Lines that include the word "изделий" are the ones to copy.
----
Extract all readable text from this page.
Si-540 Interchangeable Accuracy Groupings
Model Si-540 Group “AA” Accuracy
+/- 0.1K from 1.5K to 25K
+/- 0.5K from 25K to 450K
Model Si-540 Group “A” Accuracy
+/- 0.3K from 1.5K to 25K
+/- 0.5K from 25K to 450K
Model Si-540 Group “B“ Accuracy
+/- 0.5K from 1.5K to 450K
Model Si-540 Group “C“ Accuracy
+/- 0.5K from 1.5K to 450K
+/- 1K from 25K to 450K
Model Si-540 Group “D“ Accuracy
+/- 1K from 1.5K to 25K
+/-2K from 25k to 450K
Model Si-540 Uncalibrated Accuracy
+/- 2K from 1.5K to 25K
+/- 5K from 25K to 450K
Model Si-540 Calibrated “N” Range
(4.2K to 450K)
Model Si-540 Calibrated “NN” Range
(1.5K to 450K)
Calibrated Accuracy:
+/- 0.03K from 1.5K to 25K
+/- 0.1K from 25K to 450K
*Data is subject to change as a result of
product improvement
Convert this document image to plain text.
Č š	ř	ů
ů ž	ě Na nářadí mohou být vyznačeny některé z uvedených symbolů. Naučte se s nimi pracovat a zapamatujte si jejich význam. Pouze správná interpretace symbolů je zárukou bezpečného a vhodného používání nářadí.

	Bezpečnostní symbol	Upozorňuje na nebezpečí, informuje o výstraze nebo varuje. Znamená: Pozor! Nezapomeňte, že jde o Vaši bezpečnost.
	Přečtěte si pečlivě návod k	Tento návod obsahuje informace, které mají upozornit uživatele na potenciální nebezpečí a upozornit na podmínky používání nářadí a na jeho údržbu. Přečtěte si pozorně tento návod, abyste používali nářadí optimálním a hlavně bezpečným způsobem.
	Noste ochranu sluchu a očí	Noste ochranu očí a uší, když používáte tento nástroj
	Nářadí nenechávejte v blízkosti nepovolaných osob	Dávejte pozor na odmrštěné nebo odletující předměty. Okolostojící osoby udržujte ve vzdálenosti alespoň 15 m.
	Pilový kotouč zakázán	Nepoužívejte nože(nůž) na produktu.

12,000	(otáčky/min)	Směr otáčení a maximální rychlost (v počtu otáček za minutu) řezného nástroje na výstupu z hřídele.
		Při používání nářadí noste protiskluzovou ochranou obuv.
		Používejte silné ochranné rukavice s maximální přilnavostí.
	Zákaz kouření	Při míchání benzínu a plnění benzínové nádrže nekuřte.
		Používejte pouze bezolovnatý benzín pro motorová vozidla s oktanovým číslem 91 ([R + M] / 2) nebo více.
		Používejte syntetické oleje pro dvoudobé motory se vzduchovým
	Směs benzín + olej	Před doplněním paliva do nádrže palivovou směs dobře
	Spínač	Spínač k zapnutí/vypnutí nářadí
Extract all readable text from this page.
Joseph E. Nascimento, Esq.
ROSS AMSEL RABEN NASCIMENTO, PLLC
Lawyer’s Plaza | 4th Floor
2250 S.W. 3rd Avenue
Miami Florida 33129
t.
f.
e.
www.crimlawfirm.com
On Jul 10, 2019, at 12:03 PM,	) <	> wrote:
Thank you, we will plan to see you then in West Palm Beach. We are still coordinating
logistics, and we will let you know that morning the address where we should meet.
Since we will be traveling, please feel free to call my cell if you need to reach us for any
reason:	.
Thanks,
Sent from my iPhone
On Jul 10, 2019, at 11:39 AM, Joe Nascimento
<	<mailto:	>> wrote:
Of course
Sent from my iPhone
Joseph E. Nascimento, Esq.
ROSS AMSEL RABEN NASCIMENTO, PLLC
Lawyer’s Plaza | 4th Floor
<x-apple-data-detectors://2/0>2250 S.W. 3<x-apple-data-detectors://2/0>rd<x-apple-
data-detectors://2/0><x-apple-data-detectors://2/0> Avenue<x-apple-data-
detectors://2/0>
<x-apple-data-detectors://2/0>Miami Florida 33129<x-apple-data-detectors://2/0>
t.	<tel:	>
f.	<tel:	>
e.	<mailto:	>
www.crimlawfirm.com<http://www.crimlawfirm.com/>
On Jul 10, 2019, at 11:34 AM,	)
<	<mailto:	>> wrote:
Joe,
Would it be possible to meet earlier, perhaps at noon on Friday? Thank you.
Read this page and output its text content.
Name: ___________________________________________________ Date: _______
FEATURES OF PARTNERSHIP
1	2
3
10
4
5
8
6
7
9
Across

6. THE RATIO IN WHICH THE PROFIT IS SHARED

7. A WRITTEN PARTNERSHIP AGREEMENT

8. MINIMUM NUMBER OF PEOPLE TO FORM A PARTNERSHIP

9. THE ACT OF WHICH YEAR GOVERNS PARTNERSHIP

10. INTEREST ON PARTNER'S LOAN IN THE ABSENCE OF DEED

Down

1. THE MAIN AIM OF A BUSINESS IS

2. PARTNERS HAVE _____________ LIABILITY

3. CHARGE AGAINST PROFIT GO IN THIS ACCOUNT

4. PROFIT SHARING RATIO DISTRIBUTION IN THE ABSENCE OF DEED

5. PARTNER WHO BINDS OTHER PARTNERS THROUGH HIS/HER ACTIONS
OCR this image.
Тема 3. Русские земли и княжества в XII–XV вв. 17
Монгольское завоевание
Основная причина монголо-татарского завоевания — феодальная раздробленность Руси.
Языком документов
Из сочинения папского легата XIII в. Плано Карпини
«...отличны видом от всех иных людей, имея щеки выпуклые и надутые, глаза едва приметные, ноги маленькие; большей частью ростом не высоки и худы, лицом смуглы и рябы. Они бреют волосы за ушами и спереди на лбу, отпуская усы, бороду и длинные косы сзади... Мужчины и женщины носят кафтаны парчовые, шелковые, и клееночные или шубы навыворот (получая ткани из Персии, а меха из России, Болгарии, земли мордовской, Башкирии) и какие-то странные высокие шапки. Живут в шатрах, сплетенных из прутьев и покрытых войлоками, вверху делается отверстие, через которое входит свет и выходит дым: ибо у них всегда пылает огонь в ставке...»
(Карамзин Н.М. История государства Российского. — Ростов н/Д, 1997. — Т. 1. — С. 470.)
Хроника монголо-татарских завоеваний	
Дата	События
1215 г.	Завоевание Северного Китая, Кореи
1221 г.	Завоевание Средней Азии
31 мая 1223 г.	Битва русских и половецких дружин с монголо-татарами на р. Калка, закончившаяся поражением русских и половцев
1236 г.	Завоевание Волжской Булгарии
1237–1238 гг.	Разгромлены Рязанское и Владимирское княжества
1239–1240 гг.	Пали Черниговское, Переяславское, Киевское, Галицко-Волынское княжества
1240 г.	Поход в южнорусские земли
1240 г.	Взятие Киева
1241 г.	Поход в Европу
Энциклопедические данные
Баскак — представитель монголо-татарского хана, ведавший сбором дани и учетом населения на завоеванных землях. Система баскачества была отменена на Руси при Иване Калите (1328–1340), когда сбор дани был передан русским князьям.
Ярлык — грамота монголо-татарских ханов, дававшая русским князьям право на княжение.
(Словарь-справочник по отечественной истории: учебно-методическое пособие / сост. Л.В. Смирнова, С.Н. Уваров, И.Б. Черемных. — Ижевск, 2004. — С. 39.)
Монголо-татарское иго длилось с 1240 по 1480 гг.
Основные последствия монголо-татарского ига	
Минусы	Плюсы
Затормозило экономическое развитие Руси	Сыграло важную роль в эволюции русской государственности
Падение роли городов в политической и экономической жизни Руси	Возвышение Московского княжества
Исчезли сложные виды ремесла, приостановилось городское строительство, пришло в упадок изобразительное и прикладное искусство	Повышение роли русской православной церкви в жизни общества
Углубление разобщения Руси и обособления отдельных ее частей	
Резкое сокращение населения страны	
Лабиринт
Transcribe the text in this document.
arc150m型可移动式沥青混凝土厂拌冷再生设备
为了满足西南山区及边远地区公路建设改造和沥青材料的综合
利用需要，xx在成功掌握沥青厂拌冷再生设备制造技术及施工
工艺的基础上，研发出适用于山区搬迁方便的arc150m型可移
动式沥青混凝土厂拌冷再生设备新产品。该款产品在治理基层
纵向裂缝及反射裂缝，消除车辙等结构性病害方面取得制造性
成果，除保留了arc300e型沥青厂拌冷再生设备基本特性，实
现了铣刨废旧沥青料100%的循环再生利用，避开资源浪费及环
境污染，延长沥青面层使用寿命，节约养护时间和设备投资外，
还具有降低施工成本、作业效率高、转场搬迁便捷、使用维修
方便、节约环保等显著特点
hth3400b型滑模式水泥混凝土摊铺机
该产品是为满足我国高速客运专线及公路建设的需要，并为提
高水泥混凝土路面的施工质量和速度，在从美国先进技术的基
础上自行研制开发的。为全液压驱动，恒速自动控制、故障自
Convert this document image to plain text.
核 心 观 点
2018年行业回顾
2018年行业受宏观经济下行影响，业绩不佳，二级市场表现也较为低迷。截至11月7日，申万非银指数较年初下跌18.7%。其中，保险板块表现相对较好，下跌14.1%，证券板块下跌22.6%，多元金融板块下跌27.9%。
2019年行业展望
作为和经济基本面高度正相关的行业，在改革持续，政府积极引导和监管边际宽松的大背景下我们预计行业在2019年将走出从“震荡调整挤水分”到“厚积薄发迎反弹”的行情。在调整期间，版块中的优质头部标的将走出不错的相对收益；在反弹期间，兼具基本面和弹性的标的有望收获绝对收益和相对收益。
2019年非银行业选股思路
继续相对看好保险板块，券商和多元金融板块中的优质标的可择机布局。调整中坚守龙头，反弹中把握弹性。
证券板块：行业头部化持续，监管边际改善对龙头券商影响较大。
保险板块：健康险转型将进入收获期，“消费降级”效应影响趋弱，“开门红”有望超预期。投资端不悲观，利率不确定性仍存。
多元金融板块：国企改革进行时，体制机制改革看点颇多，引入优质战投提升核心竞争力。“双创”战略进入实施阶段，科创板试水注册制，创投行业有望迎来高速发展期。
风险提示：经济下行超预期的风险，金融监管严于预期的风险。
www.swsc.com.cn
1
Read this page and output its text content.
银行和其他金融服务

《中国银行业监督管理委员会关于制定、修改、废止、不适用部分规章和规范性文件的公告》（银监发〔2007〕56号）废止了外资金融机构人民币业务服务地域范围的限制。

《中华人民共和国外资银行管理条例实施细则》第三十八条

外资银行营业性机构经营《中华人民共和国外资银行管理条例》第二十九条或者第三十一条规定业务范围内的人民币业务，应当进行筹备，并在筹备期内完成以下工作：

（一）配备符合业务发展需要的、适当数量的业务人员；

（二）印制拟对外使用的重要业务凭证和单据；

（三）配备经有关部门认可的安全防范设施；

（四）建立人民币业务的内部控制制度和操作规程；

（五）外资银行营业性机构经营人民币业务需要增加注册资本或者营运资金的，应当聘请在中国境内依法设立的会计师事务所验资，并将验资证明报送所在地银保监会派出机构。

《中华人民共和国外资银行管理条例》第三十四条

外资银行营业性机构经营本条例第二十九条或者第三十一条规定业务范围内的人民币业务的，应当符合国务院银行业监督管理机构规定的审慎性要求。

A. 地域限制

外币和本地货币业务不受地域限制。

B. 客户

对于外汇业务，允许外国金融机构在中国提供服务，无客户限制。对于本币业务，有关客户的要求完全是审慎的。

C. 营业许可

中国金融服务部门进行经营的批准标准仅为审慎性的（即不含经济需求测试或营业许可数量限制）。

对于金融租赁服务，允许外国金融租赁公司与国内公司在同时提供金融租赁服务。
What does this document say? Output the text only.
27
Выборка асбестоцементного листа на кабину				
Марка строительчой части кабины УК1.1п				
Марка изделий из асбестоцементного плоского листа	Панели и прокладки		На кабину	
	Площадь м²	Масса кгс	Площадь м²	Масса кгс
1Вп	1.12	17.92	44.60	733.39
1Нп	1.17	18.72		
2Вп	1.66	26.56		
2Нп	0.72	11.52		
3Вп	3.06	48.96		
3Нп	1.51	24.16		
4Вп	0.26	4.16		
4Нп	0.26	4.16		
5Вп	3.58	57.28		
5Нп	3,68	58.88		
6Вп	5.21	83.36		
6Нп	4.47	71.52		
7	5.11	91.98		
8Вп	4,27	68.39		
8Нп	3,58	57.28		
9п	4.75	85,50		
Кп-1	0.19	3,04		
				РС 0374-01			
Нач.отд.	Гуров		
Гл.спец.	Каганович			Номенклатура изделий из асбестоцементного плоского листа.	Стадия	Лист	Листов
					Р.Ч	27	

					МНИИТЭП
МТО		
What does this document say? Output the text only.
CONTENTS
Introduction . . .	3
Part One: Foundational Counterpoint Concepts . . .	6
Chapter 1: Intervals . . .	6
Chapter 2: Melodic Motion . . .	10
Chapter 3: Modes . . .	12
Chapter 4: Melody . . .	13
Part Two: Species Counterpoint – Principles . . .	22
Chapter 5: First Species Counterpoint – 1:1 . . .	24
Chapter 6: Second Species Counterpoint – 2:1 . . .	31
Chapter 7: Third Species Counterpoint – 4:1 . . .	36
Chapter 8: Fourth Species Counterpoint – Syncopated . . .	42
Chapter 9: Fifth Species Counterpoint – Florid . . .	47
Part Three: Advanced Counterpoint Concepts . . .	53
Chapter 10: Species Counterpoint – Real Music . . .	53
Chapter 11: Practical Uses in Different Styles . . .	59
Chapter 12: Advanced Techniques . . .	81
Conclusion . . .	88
----
(The reply):
Марка изделий из асбестоцементного плоского листа	Панели и прокладки		На кабину	
Гл.спец.	Каганович			Номенклатура изделий из асбестоцементного плоского листа.	Стадия	Лист	Листов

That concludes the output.